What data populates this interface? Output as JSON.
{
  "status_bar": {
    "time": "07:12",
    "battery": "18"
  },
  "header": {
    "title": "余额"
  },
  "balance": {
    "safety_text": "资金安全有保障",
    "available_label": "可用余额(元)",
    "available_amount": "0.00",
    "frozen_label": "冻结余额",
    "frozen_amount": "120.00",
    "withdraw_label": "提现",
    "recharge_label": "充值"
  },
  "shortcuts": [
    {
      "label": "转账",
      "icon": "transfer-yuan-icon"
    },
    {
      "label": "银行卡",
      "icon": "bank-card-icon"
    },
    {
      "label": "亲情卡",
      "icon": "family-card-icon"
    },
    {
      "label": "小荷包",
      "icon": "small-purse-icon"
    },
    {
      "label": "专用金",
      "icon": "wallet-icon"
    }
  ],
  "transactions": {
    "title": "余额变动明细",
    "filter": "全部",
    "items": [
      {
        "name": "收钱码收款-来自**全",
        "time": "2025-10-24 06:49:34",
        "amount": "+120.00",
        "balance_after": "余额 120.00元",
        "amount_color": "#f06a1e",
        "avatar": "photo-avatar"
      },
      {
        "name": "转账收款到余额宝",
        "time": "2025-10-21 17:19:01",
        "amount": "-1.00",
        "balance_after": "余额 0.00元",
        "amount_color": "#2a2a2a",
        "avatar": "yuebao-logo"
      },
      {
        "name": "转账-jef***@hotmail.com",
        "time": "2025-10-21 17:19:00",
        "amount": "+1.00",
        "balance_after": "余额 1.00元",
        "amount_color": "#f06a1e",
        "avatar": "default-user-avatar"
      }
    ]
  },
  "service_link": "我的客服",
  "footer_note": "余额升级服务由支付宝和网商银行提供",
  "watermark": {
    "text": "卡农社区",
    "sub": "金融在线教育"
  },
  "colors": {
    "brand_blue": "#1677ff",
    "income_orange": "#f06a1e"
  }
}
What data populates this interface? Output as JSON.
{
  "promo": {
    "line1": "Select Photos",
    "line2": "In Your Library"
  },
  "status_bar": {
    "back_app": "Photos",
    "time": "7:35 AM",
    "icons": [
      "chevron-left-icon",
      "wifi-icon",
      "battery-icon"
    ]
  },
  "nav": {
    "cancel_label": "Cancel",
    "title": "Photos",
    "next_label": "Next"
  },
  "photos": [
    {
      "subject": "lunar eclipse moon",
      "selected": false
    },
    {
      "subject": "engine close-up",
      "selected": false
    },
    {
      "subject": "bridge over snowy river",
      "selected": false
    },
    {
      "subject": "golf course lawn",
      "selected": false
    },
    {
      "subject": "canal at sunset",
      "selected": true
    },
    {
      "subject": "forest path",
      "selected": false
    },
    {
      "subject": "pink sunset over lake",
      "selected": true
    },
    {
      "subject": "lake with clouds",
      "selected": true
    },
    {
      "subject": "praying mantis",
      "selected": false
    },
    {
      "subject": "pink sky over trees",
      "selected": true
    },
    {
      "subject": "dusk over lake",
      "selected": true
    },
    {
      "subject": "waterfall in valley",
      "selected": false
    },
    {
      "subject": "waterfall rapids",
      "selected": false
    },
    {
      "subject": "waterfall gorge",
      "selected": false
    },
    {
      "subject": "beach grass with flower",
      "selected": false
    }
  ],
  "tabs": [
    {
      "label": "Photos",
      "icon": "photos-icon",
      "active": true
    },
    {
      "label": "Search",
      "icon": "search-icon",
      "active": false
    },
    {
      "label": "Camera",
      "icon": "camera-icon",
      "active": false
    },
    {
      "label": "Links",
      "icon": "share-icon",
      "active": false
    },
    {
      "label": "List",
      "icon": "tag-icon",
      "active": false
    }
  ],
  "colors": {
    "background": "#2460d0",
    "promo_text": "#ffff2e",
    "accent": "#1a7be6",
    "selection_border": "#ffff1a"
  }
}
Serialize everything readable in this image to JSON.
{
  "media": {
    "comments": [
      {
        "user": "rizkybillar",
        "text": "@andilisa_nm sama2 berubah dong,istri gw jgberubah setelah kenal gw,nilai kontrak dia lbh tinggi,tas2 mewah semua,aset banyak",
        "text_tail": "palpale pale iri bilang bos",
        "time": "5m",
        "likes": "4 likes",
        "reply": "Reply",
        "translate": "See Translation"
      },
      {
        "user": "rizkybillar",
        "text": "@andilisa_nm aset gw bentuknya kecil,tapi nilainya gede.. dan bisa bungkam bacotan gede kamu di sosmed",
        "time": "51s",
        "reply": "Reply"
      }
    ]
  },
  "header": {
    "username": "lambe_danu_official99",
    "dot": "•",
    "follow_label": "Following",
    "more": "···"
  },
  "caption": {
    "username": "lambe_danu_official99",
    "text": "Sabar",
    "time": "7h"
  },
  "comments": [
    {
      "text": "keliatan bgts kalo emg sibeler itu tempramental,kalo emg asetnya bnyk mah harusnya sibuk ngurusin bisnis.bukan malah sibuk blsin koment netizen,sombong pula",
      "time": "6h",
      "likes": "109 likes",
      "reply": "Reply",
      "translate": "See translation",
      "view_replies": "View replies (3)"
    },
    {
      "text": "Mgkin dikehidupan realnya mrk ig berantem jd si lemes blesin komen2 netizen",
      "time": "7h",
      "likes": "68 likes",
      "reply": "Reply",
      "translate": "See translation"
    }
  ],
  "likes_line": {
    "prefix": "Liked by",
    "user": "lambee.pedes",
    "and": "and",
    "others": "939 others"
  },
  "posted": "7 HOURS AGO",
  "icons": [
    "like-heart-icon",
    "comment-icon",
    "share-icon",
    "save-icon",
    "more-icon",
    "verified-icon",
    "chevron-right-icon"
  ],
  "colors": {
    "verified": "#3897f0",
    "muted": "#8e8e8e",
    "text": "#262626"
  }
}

**WHAT NEEDS TO BE DONE**
Extract every entry in the listing word for word.

**ANSWER TO THIS TASK**
What data populates this interface? Output as JSON.
{
  "status_bar": {
    "time": "07:12",
    "battery": "18"
  },
  "header": {
    "title": "余额"
  },
  "balance": {
    "safety_text": "资金安全有保障",
    "available_label": "可用余额(元)",
    "available_amount": "0.00",
    "frozen_label": "冻结余额",
    "frozen_amount": "120.00",
    "withdraw_label": "提现",
    "recharge_label": "充值"
  },
  "shortcuts": [
    {
      "label": "转账",
      "icon": "transfer-yuan-icon"
    },
    {
      "label": "银行卡",
      "icon": "bank-card-icon"
    },
    {
      "label": "亲情卡",
      "icon": "family-card-icon"
    },
    {
      "label": "小荷包",
      "icon": "small-purse-icon"
    },
    {
      "label": "专用金",
      "icon": "wallet-icon"
    }
  ],
  "transactions": {
    "title": "余额变动明细",
    "filter": "全部",
    "items": [
      {
        "name": "收钱码收款-来自**全",
        "time": "2025-10-24 06:49:34",
        "amount": "+120.00",
        "balance_after": "余额 120.00元",
        "amount_color": "#f06a1e",
        "avatar": "photo-avatar"
      },
      {
        "name": "转账收款到余额宝",
        "time": "2025-10-21 17:19:01",
        "amount": "-1.00",
        "balance_after": "余额 0.00元",
        "amount_color": "#2a2a2a",
        "avatar": "yuebao-logo"
      },
      {
        "name": "转账-jef***@hotmail.com",
        "time": "2025-10-21 17:19:00",
        "amount": "+1.00",
        "balance_after": "余额 1.00元",
        "amount_color": "#f06a1e",
        "avatar": "default-user-avatar"
      }
    ]
  },
  "service_link": "我的客服",
  "footer_note": "余额升级服务由支付宝和网商银行提供",
  "watermark": {
    "text": "卡农社区",
    "sub": "金融在线教育"
  },
  "colors": {
    "brand_blue": "#1677ff",
    "income_orange": "#f06a1e"
  }
}
What data populates this interface? Output as JSON.
{
  "promo": {
    "line1": "Select Photos",
    "line2": "In Your Library"
  },
  "status_bar": {
    "back_app": "Photos",
    "time": "7:35 AM",
    "icons": [
      "chevron-left-icon",
      "wifi-icon",
      "battery-icon"
    ]
  },
  "nav": {
    "cancel_label": "Cancel",
    "title": "Photos",
    "next_label": "Next"
  },
  "photos": [
    {
      "subject": "lunar eclipse moon",
      "selected": false
    },
    {
      "subject": "engine close-up",
      "selected": false
    },
    {
      "subject": "bridge over snowy river",
      "selected": false
    },
    {
      "subject": "golf course lawn",
      "selected": false
    },
    {
      "subject": "canal at sunset",
      "selected": true
    },
    {
      "subject": "forest path",
      "selected": false
    },
    {
      "subject": "pink sunset over lake",
      "selected": true
    },
    {
      "subject": "lake with clouds",
      "selected": true
    },
    {
      "subject": "praying mantis",
      "selected": false
    },
    {
      "subject": "pink sky over trees",
      "selected": true
    },
    {
      "subject": "dusk over lake",
      "selected": true
    },
    {
      "subject": "waterfall in valley",
      "selected": false
    },
    {
      "subject": "waterfall rapids",
      "selected": false
    },
    {
      "subject": "waterfall gorge",
      "selected": false
    },
    {
      "subject": "beach grass with flower",
      "selected": false
    }
  ],
  "tabs": [
    {
      "label": "Photos",
      "icon": "photos-icon",
      "active": true
    },
    {
      "label": "Search",
      "icon": "search-icon",
      "active": false
    },
    {
      "label": "Camera",
      "icon": "camera-icon",
      "active": false
    },
    {
      "label": "Links",
      "icon": "share-icon",
      "active": false
    },
    {
      "label": "List",
      "icon": "tag-icon",
      "active": false
    }
  ],
  "colors": {
    "background": "#2460d0",
    "promo_text": "#ffff2e",
    "accent": "#1a7be6",
    "selection_border": "#ffff1a"
  }
}
Serialize everything readable in this image to JSON.
{
  "media": {
    "comments": [
      {
        "user": "rizkybillar",
        "text": "@andilisa_nm sama2 berubah dong,istri gw jgberubah setelah kenal gw,nilai kontrak dia lbh tinggi,tas2 mewah semua,aset banyak",
        "text_tail": "palpale pale iri bilang bos",
        "time": "5m",
        "likes": "4 likes",
        "reply": "Reply",
        "translate": "See Translation"
      },
      {
        "user": "rizkybillar",
        "text": "@andilisa_nm aset gw bentuknya kecil,tapi nilainya gede.. dan bisa bungkam bacotan gede kamu di sosmed",
        "time": "51s",
        "reply": "Reply"
      }
    ]
  },
  "header": {
    "username": "lambe_danu_official99",
    "dot": "•",
    "follow_label": "Following",
    "more": "···"
  },
  "caption": {
    "username": "lambe_danu_official99",
    "text": "Sabar",
    "time": "7h"
  },
  "comments": [
    {
      "text": "keliatan bgts kalo emg sibeler itu tempramental,kalo emg asetnya bnyk mah harusnya sibuk ngurusin bisnis.bukan malah sibuk blsin koment netizen,sombong pula",
      "time": "6h",
      "likes": "109 likes",
      "reply": "Reply",
      "translate": "See translation",
      "view_replies": "View replies (3)"
    },
    {
      "text": "Mgkin dikehidupan realnya mrk ig berantem jd si lemes blesin komen2 netizen",
      "time": "7h",
      "likes": "68 likes",
      "reply": "Reply",
      "translate": "See translation"
    }
  ],
  "likes_line": {
    "prefix": "Liked by",
    "user": "lambee.pedes",
    "and": "and",
    "others": "939 others"
  },
  "posted": "7 HOURS AGO",
  "icons": [
    "like-heart-icon",
    "comment-icon",
    "share-icon",
    "save-icon",
    "more-icon",
    "verified-icon",
    "chevron-right-icon"
  ],
  "colors": {
    "verified": "#3897f0",
    "muted": "#8e8e8e",
    "text": "#262626"
  }
}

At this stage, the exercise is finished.